* [Work to do]
Arrange each line of the material below as a JSON list of strings, one string per line, skipping blank lines and leaving out the pictures.

▼

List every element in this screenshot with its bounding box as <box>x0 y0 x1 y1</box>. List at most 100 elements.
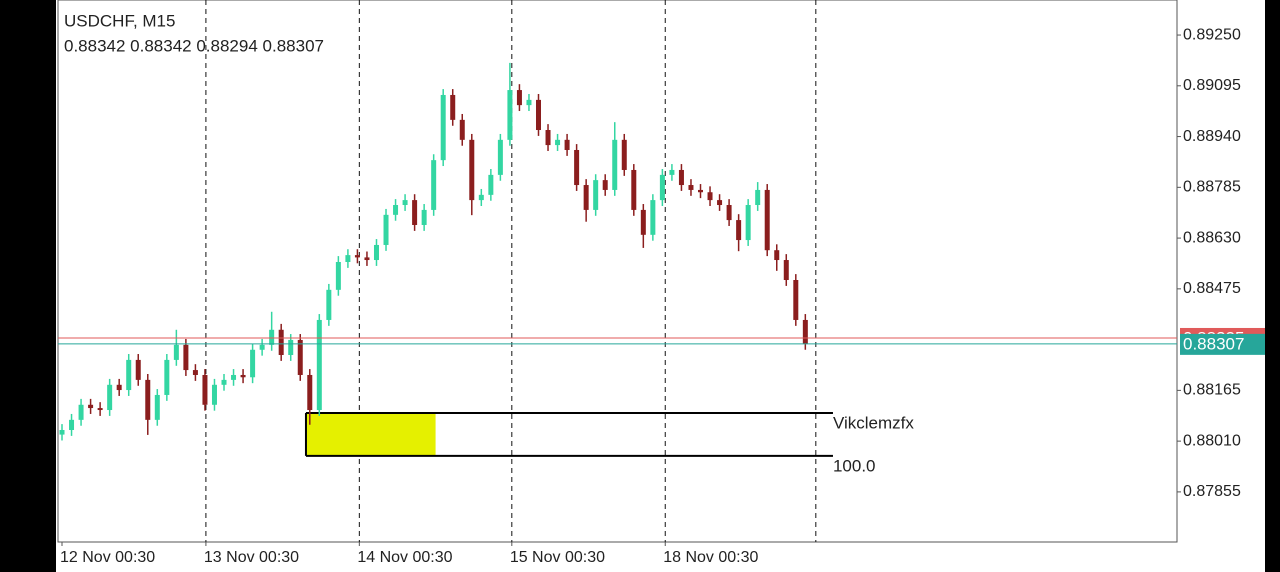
candle-body <box>116 384 122 391</box>
candle-body <box>535 99 541 131</box>
x-tick-label: 12 Nov 00:30 <box>60 549 155 566</box>
candle-body <box>469 139 475 201</box>
level-label: 100.0 <box>833 456 876 475</box>
y-tick-label: 0.88010 <box>1183 432 1241 449</box>
background <box>56 0 1265 572</box>
candle-body <box>59 429 65 435</box>
candle-body <box>373 244 379 261</box>
candle-body <box>231 374 237 380</box>
candle-body <box>593 180 599 210</box>
candle-body <box>240 374 246 378</box>
x-tick-label: 18 Nov 00:30 <box>663 549 758 566</box>
candle-body <box>488 174 494 195</box>
ohlc-subtitle: 0.88342 0.88342 0.88294 0.88307 <box>64 36 324 55</box>
candle-body <box>688 185 694 190</box>
y-tick-label: 0.89250 <box>1183 26 1241 43</box>
candle-body <box>650 200 656 235</box>
x-tick-label: 15 Nov 00:30 <box>510 549 605 566</box>
candle-body <box>659 174 665 201</box>
candle-body <box>269 329 275 345</box>
candle-body <box>154 394 160 420</box>
y-tick-label: 0.88940 <box>1183 128 1241 145</box>
candle-body <box>431 160 437 210</box>
candle-body <box>297 339 303 375</box>
candle-body <box>707 192 713 201</box>
candle-body <box>107 384 113 411</box>
candle-body <box>497 139 503 175</box>
y-tick-label: 0.88475 <box>1183 280 1241 297</box>
zone-box <box>306 412 436 456</box>
x-tick-label: 13 Nov 00:30 <box>204 549 299 566</box>
candle-body <box>478 194 484 201</box>
candle-body <box>393 205 399 215</box>
candle-body <box>88 404 94 409</box>
candle-body <box>345 255 351 262</box>
candle-body <box>450 94 456 120</box>
price-label-box <box>1180 333 1265 355</box>
candle-body <box>316 319 322 411</box>
candle-body <box>145 379 151 420</box>
candle-body <box>669 169 675 175</box>
candle-body <box>621 139 627 170</box>
candle-body <box>192 370 198 375</box>
candle-body <box>164 359 170 395</box>
candle-body <box>211 384 217 405</box>
candle-body <box>745 205 751 241</box>
candle-body <box>69 419 75 430</box>
candle-body <box>288 339 294 356</box>
y-tick-label: 0.88165 <box>1183 382 1241 399</box>
candle-body <box>564 139 570 150</box>
candle-body <box>602 180 608 190</box>
candle-body <box>631 169 637 210</box>
candle-body <box>202 374 208 405</box>
candle-body <box>555 139 561 146</box>
candle-body <box>516 90 522 106</box>
candle-body <box>640 209 646 235</box>
candle-body <box>307 374 313 411</box>
candle-body <box>698 189 704 193</box>
y-tick-label: 0.88630 <box>1183 229 1241 246</box>
candle-body <box>97 408 103 411</box>
y-tick-label: 0.88785 <box>1183 179 1241 196</box>
price-label: 0.88307 <box>1183 334 1244 353</box>
candle-body <box>173 344 179 360</box>
candle-body <box>459 119 465 140</box>
plot-frame <box>57 0 1178 543</box>
candle-body <box>440 94 446 161</box>
candle-body <box>545 130 551 146</box>
candle-body <box>793 280 799 320</box>
candle-body <box>583 185 589 210</box>
candle-body <box>326 289 332 320</box>
candle-body <box>78 404 84 420</box>
candle-body <box>412 200 418 225</box>
candle-body <box>383 214 389 245</box>
candle-body <box>526 99 532 106</box>
candle-body <box>717 200 723 206</box>
level-label: Vikclemzfx <box>833 413 914 432</box>
candle-body <box>755 189 761 206</box>
y-tick-label: 0.87855 <box>1183 483 1241 500</box>
candle-body <box>402 200 408 206</box>
candle-body <box>221 379 227 385</box>
candle-body <box>574 149 580 186</box>
candle-body <box>135 359 141 380</box>
candle-body <box>612 139 618 190</box>
candle-body <box>783 260 789 281</box>
candle-body <box>764 189 770 251</box>
chart-title: USDCHF, M15 <box>64 11 175 30</box>
candle-body <box>421 209 427 225</box>
candle-body <box>126 359 132 391</box>
candle-body <box>364 257 370 261</box>
candle-body <box>354 255 360 258</box>
candle-body <box>335 261 341 290</box>
y-tick-label: 0.89095 <box>1183 77 1241 94</box>
candle-body <box>726 205 732 221</box>
candle-body <box>259 344 265 350</box>
candle-body <box>678 169 684 186</box>
candle-body <box>507 90 513 140</box>
candle-body <box>183 344 189 371</box>
x-tick-label: 14 Nov 00:30 <box>357 549 452 566</box>
candle-body <box>736 220 742 241</box>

▲

* [Exercise result]
[
  "List every element in this screenshot with its bounding box as <box>x0 y0 x1 y1</box>. List at most 100 elements.",
  "candle-body <box>116 384 122 391</box>",
  "candle-body <box>535 99 541 131</box>",
  "x-tick-label: 12 Nov 00:30 <box>60 549 155 566</box>",
  "candle-body <box>469 139 475 201</box>",
  "level-label: 100.0 <box>833 456 876 475</box>",
  "y-tick-label: 0.88010 <box>1183 432 1241 449</box>",
  "background <box>56 0 1265 572</box>",
  "candle-body <box>59 429 65 435</box>",
  "candle-body <box>373 244 379 261</box>",
  "candle-body <box>231 374 237 380</box>",
  "candle-body <box>593 180 599 210</box>",
  "candle-body <box>240 374 246 378</box>",
  "x-tick-label: 18 Nov 00:30 <box>663 549 758 566</box>",
  "candle-body <box>488 174 494 195</box>",
  "ohlc-subtitle: 0.88342 0.88342 0.88294 0.88307 <box>64 36 324 55</box>",
  "candle-body <box>688 185 694 190</box>",
  "y-tick-label: 0.89250 <box>1183 26 1241 43</box>",
  "candle-body <box>650 200 656 235</box>",
  "x-tick-label: 15 Nov 00:30 <box>510 549 605 566</box>",
  "candle-body <box>659 174 665 201</box>",
  "candle-body <box>269 329 275 345</box>",
  "candle-body <box>154 394 160 420</box>",
  "y-tick-label: 0.88940 <box>1183 128 1241 145</box>",
  "candle-body <box>431 160 437 210</box>",
  "candle-body <box>297 339 303 375</box>",
  "candle-body <box>707 192 713 201</box>",
  "candle-body <box>107 384 113 411</box>",
  "candle-body <box>497 139 503 175</box>",
  "y-tick-label: 0.88475 <box>1183 280 1241 297</box>",
  "zone-box <box>306 412 436 456</box>",
  "x-tick-label: 13 Nov 00:30 <box>204 549 299 566</box>",
  "candle-body <box>478 194 484 201</box>",
  "candle-body <box>393 205 399 215</box>",
  "candle-body <box>88 404 94 409</box>",
  "candle-body <box>345 255 351 262</box>",
  "candle-body <box>450 94 456 120</box>",
  "price-label-box <box>1180 333 1265 355</box>",
  "candle-body <box>316 319 322 411</box>",
  "candle-body <box>145 379 151 420</box>",
  "candle-body <box>669 169 675 175</box>",
  "candle-body <box>621 139 627 170</box>",
  "candle-body <box>192 370 198 375</box>",
  "candle-body <box>164 359 170 395</box>",
  "candle-body <box>211 384 217 405</box>",
  "candle-body <box>745 205 751 241</box>",
  "candle-body <box>69 419 75 430</box>",
  "candle-body <box>288 339 294 356</box>",
  "y-tick-label: 0.88165 <box>1183 382 1241 399</box>",
  "candle-body <box>564 139 570 150</box>",
  "candle-body <box>602 180 608 190</box>",
  "candle-body <box>631 169 637 210</box>",
  "candle-body <box>202 374 208 405</box>",
  "candle-body <box>555 139 561 146</box>",
  "candle-body <box>516 90 522 106</box>",
  "candle-body <box>640 209 646 235</box>",
  "candle-body <box>307 374 313 411</box>",
  "candle-body <box>698 189 704 193</box>",
  "y-tick-label: 0.88630 <box>1183 229 1241 246</box>",
  "candle-body <box>97 408 103 411</box>",
  "y-tick-label: 0.88785 <box>1183 179 1241 196</box>",
  "price-label: 0.88307 <box>1183 334 1244 353</box>",
  "candle-body <box>173 344 179 360</box>",
  "candle-body <box>459 119 465 140</box>",
  "plot-frame <box>57 0 1178 543</box>",
  "candle-body <box>440 94 446 161</box>",
  "candle-body <box>545 130 551 146</box>",
  "candle-body <box>793 280 799 320</box>",
  "candle-body <box>583 185 589 210</box>",
  "candle-body <box>326 289 332 320</box>",
  "candle-body <box>78 404 84 420</box>",
  "candle-body <box>412 200 418 225</box>",
  "candle-body <box>383 214 389 245</box>",
  "candle-body <box>526 99 532 106</box>",
  "candle-body <box>717 200 723 206</box>",
  "level-label: Vikclemzfx <box>833 413 914 432</box>",
  "candle-body <box>755 189 761 206</box>",
  "y-tick-label: 0.87855 <box>1183 483 1241 500</box>",
  "candle-body <box>402 200 408 206</box>",
  "candle-body <box>221 379 227 385</box>",
  "candle-body <box>574 149 580 186</box>",
  "candle-body <box>135 359 141 380</box>",
  "candle-body <box>612 139 618 190</box>",
  "candle-body <box>783 260 789 281</box>",
  "candle-body <box>764 189 770 251</box>",
  "chart-title: USDCHF, M15 <box>64 11 175 30</box>",
  "candle-body <box>421 209 427 225</box>",
  "candle-body <box>126 359 132 391</box>",
  "candle-body <box>364 257 370 261</box>",
  "candle-body <box>354 255 360 258</box>",
  "candle-body <box>335 261 341 290</box>",
  "y-tick-label: 0.89095 <box>1183 77 1241 94</box>",
  "candle-body <box>726 205 732 221</box>",
  "candle-body <box>259 344 265 350</box>",
  "candle-body <box>678 169 684 186</box>",
  "candle-body <box>507 90 513 140</box>",
  "candle-body <box>183 344 189 371</box>",
  "x-tick-label: 14 Nov 00:30 <box>357 549 452 566</box>",
  "candle-body <box>736 220 742 241</box>"
]